• TEXT FOR ANALYSIS
· · · · ·
Delegation has been a standard feature of desktop APIs for decades. Not just on things like Smalltalk and ObjC -- it has been the standard .NET model for UI events since C# 1.0.

sure but the majority of developers writing code write webapps. Some there are some desktop apps out there but not a lot.
Going to need a source on that 'majority' of which you speak of as if its a fact. Sure, web development is popular, but there are a _lot_ of developers working on other things (which potentially include delegation). Also, I'm sure you'll many web frameworks that use the delegation pattern.
I'd say the majority of developers write enterprise code, whether web or not.
So here's the real bear of it, and the crux of my argument.

The delegate thing is an iOS thing. Android uses a totally different pattern. I mean, there are delegates, to be sure, but android loves their anonymous inner classes in many of those cases. (Which is closer to idiomatic js IMHO.)

So on a language level sure, easy peasy, you could delegate in javascript all day long (and you do). But on a platform level, nuh-uh. One is going left and the other is going right. How do you meet in the middle? What fine line gets scrubbed in between?
· · · · ·
• WHAT NEEDS TO BE DONE
Answer these questions using the discussion above:
(a) Since which version of C# has delegation been the standard .NET model for UI events?
(b) The delegate pattern is described as a thing of which platform?
(c) Which platform is said to favor anonymous inner classes in many of those cases?

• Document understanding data
· · · · ·
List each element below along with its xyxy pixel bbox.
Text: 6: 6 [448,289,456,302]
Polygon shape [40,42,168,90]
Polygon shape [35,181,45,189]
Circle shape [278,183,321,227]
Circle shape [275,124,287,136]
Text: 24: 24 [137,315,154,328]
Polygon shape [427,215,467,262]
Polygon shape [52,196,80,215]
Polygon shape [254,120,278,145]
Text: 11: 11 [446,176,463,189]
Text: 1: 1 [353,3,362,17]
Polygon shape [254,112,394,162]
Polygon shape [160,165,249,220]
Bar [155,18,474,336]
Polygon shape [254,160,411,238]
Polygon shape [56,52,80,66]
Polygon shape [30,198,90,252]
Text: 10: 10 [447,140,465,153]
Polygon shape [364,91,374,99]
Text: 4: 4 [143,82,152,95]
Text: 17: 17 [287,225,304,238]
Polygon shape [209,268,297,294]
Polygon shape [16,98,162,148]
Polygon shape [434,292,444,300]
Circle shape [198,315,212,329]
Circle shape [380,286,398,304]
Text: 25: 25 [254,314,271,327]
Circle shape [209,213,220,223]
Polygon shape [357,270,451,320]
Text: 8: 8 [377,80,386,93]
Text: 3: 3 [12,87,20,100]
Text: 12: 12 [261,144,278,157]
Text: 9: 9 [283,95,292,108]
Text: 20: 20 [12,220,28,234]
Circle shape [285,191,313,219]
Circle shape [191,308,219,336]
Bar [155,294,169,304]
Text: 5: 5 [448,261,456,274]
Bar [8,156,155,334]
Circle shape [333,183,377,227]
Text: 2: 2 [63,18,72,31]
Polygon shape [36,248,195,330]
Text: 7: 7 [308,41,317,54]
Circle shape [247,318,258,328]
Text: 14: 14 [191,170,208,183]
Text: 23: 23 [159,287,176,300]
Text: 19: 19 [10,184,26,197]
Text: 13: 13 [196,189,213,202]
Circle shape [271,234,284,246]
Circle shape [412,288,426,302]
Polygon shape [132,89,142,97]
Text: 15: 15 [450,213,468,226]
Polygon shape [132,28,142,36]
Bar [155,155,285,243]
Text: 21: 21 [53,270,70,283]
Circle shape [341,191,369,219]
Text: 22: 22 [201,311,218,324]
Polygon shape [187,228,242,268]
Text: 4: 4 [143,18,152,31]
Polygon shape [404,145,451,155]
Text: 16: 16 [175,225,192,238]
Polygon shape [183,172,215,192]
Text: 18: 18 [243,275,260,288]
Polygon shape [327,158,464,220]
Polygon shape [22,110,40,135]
· · · · ·
• ANSWER BOX
(a) C# 1.0
(b) iOS
(c) Android